■ Raw records ■

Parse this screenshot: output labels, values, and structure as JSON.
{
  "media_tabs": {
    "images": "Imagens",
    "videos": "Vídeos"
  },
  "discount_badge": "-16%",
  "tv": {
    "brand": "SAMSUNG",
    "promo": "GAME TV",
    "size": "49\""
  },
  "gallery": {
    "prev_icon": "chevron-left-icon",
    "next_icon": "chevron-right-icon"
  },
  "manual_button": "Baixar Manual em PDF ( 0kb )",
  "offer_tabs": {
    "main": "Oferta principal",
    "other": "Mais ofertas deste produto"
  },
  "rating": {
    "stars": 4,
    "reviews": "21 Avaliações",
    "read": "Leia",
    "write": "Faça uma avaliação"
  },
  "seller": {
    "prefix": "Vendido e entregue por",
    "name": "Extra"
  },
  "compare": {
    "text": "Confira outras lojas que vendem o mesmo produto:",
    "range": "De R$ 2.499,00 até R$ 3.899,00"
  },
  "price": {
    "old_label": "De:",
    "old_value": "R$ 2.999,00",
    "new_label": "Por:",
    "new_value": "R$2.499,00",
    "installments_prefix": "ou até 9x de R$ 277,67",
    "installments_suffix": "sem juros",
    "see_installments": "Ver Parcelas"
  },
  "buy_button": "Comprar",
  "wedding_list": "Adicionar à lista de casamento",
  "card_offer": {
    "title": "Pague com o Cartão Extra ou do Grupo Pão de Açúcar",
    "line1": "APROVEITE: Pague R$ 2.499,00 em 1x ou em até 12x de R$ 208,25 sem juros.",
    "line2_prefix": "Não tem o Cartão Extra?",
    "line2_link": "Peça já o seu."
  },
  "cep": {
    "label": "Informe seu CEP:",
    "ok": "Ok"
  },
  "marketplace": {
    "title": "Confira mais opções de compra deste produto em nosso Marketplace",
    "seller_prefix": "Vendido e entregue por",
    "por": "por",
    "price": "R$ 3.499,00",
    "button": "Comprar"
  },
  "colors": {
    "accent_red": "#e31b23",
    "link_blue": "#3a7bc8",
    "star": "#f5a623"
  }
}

■ Task directions ■
The whole listing above needs to be written out again exactly.

■ Complete answer ■
Parse this screenshot: output labels, values, and structure as JSON.
{
  "media_tabs": {
    "images": "Imagens",
    "videos": "Vídeos"
  },
  "discount_badge": "-16%",
  "tv": {
    "brand": "SAMSUNG",
    "promo": "GAME TV",
    "size": "49\""
  },
  "gallery": {
    "prev_icon": "chevron-left-icon",
    "next_icon": "chevron-right-icon"
  },
  "manual_button": "Baixar Manual em PDF ( 0kb )",
  "offer_tabs": {
    "main": "Oferta principal",
    "other": "Mais ofertas deste produto"
  },
  "rating": {
    "stars": 4,
    "reviews": "21 Avaliações",
    "read": "Leia",
    "write": "Faça uma avaliação"
  },
  "seller": {
    "prefix": "Vendido e entregue por",
    "name": "Extra"
  },
  "compare": {
    "text": "Confira outras lojas que vendem o mesmo produto:",
    "range": "De R$ 2.499,00 até R$ 3.899,00"
  },
  "price": {
    "old_label": "De:",
    "old_value": "R$ 2.999,00",
    "new_label": "Por:",
    "new_value": "R$2.499,00",
    "installments_prefix": "ou até 9x de R$ 277,67",
    "installments_suffix": "sem juros",
    "see_installments": "Ver Parcelas"
  },
  "buy_button": "Comprar",
  "wedding_list": "Adicionar à lista de casamento",
  "card_offer": {
    "title": "Pague com o Cartão Extra ou do Grupo Pão de Açúcar",
    "line1": "APROVEITE: Pague R$ 2.499,00 em 1x ou em até 12x de R$ 208,25 sem juros.",
    "line2_prefix": "Não tem o Cartão Extra?",
    "line2_link": "Peça já o seu."
  },
  "cep": {
    "label": "Informe seu CEP:",
    "ok": "Ok"
  },
  "marketplace": {
    "title": "Confira mais opções de compra deste produto em nosso Marketplace",
    "seller_prefix": "Vendido e entregue por",
    "por": "por",
    "price": "R$ 3.499,00",
    "button": "Comprar"
  },
  "colors": {
    "accent_red": "#e31b23",
    "link_blue": "#3a7bc8",
    "star": "#f5a623"
  }
}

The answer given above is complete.